TASK STATEMENT —
Repeat the entire listing exactly.

ENTRIES SHOWN —
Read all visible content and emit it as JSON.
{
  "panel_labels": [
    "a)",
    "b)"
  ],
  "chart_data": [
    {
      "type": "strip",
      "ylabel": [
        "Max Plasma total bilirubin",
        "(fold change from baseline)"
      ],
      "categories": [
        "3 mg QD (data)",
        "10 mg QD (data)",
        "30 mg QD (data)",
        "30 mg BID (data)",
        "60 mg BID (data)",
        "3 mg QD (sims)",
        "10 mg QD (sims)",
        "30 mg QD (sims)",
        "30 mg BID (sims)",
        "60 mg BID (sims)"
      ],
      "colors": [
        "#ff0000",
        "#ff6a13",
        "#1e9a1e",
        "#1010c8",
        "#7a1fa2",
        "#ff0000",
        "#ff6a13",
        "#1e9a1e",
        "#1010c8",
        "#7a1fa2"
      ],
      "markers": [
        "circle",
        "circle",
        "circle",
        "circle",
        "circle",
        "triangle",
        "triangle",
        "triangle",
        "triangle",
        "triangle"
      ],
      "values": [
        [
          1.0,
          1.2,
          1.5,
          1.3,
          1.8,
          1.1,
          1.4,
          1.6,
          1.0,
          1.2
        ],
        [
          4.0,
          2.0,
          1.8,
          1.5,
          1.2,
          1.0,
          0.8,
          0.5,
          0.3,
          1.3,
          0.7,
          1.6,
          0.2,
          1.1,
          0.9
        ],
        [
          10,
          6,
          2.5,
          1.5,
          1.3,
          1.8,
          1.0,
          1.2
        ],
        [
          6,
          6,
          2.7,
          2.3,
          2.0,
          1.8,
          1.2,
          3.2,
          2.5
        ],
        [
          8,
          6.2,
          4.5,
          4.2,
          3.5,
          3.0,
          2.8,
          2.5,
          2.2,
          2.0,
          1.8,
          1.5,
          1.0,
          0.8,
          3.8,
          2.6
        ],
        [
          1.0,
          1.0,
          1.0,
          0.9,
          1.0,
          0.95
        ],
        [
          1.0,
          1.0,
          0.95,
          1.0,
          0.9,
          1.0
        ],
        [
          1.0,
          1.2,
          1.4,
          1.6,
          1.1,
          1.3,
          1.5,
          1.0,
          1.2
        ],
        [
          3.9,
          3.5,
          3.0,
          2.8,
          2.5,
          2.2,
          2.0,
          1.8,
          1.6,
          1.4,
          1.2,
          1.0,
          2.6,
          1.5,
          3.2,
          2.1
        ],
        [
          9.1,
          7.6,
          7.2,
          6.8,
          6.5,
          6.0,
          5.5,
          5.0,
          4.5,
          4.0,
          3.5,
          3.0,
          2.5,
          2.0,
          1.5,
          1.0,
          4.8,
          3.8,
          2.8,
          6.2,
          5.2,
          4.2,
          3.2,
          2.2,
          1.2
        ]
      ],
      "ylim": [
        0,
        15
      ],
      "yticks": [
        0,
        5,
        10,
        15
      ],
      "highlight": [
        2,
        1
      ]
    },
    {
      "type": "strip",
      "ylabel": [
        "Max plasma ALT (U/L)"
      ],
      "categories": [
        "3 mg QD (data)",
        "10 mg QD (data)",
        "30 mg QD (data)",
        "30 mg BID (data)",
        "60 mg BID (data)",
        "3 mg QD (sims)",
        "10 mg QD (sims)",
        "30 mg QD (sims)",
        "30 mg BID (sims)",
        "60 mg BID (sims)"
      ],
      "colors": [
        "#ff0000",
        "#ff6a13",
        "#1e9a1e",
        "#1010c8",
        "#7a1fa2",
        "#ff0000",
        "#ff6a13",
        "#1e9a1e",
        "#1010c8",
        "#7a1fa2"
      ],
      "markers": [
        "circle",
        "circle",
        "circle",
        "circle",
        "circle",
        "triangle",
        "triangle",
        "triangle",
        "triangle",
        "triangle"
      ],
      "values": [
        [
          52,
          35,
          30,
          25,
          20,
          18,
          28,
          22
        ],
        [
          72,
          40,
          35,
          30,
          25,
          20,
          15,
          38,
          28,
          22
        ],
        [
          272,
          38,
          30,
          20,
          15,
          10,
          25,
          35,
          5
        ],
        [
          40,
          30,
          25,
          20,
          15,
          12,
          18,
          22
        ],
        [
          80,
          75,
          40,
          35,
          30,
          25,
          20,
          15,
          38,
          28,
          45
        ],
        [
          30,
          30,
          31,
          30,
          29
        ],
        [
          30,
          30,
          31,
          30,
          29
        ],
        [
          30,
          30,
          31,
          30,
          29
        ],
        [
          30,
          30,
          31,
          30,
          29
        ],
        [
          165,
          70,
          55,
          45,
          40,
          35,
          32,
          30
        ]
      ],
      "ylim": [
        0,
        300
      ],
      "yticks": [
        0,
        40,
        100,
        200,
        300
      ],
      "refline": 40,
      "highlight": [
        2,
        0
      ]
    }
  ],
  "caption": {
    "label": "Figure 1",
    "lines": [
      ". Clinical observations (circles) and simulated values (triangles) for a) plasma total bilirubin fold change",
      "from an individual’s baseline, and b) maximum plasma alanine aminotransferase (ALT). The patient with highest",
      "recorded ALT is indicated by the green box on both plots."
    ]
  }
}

ANSWER TO THIS TASK —
Read all visible content and emit it as JSON.
{
  "panel_labels": [
    "a)",
    "b)"
  ],
  "chart_data": [
    {
      "type": "strip",
      "ylabel": [
        "Max Plasma total bilirubin",
        "(fold change from baseline)"
      ],
      "categories": [
        "3 mg QD (data)",
        "10 mg QD (data)",
        "30 mg QD (data)",
        "30 mg BID (data)",
        "60 mg BID (data)",
        "3 mg QD (sims)",
        "10 mg QD (sims)",
        "30 mg QD (sims)",
        "30 mg BID (sims)",
        "60 mg BID (sims)"
      ],
      "colors": [
        "#ff0000",
        "#ff6a13",
        "#1e9a1e",
        "#1010c8",
        "#7a1fa2",
        "#ff0000",
        "#ff6a13",
        "#1e9a1e",
        "#1010c8",
        "#7a1fa2"
      ],
      "markers": [
        "circle",
        "circle",
        "circle",
        "circle",
        "circle",
        "triangle",
        "triangle",
        "triangle",
        "triangle",
        "triangle"
      ],
      "values": [
        [
          1.0,
          1.2,
          1.5,
          1.3,
          1.8,
          1.1,
          1.4,
          1.6,
          1.0,
          1.2
        ],
        [
          4.0,
          2.0,
          1.8,
          1.5,
          1.2,
          1.0,
          0.8,
          0.5,
          0.3,
          1.3,
          0.7,
          1.6,
          0.2,
          1.1,
          0.9
        ],
        [
          10,
          6,
          2.5,
          1.5,
          1.3,
          1.8,
          1.0,
          1.2
        ],
        [
          6,
          6,
          2.7,
          2.3,
          2.0,
          1.8,
          1.2,
          3.2,
          2.5
        ],
        [
          8,
          6.2,
          4.5,
          4.2,
          3.5,
          3.0,
          2.8,
          2.5,
          2.2,
          2.0,
          1.8,
          1.5,
          1.0,
          0.8,
          3.8,
          2.6
        ],
        [
          1.0,
          1.0,
          1.0,
          0.9,
          1.0,
          0.95
        ],
        [
          1.0,
          1.0,
          0.95,
          1.0,
          0.9,
          1.0
        ],
        [
          1.0,
          1.2,
          1.4,
          1.6,
          1.1,
          1.3,
          1.5,
          1.0,
          1.2
        ],
        [
          3.9,
          3.5,
          3.0,
          2.8,
          2.5,
          2.2,
          2.0,
          1.8,
          1.6,
          1.4,
          1.2,
          1.0,
          2.6,
          1.5,
          3.2,
          2.1
        ],
        [
          9.1,
          7.6,
          7.2,
          6.8,
          6.5,
          6.0,
          5.5,
          5.0,
          4.5,
          4.0,
          3.5,
          3.0,
          2.5,
          2.0,
          1.5,
          1.0,
          4.8,
          3.8,
          2.8,
          6.2,
          5.2,
          4.2,
          3.2,
          2.2,
          1.2
        ]
      ],
      "ylim": [
        0,
        15
      ],
      "yticks": [
        0,
        5,
        10,
        15
      ],
      "highlight": [
        2,
        1
      ]
    },
    {
      "type": "strip",
      "ylabel": [
        "Max plasma ALT (U/L)"
      ],
      "categories": [
        "3 mg QD (data)",
        "10 mg QD (data)",
        "30 mg QD (data)",
        "30 mg BID (data)",
        "60 mg BID (data)",
        "3 mg QD (sims)",
        "10 mg QD (sims)",
        "30 mg QD (sims)",
        "30 mg BID (sims)",
        "60 mg BID (sims)"
      ],
      "colors": [
        "#ff0000",
        "#ff6a13",
        "#1e9a1e",
        "#1010c8",
        "#7a1fa2",
        "#ff0000",
        "#ff6a13",
        "#1e9a1e",
        "#1010c8",
        "#7a1fa2"
      ],
      "markers": [
        "circle",
        "circle",
        "circle",
        "circle",
        "circle",
        "triangle",
        "triangle",
        "triangle",
        "triangle",
        "triangle"
      ],
      "values": [
        [
          52,
          35,
          30,
          25,
          20,
          18,
          28,
          22
        ],
        [
          72,
          40,
          35,
          30,
          25,
          20,
          15,
          38,
          28,
          22
        ],
        [
          272,
          38,
          30,
          20,
          15,
          10,
          25,
          35,
          5
        ],
        [
          40,
          30,
          25,
          20,
          15,
          12,
          18,
          22
        ],
        [
          80,
          75,
          40,
          35,
          30,
          25,
          20,
          15,
          38,
          28,
          45
        ],
        [
          30,
          30,
          31,
          30,
          29
        ],
        [
          30,
          30,
          31,
          30,
          29
        ],
        [
          30,
          30,
          31,
          30,
          29
        ],
        [
          30,
          30,
          31,
          30,
          29
        ],
        [
          165,
          70,
          55,
          45,
          40,
          35,
          32,
          30
        ]
      ],
      "ylim": [
        0,
        300
      ],
      "yticks": [
        0,
        40,
        100,
        200,
        300
      ],
      "refline": 40,
      "highlight": [
        2,
        0
      ]
    }
  ],
  "caption": {
    "label": "Figure 1",
    "lines": [
      ". Clinical observations (circles) and simulated values (triangles) for a) plasma total bilirubin fold change",
      "from an individual’s baseline, and b) maximum plasma alanine aminotransferase (ALT). The patient with highest",
      "recorded ALT is indicated by the green box on both plots."
    ]
  }
}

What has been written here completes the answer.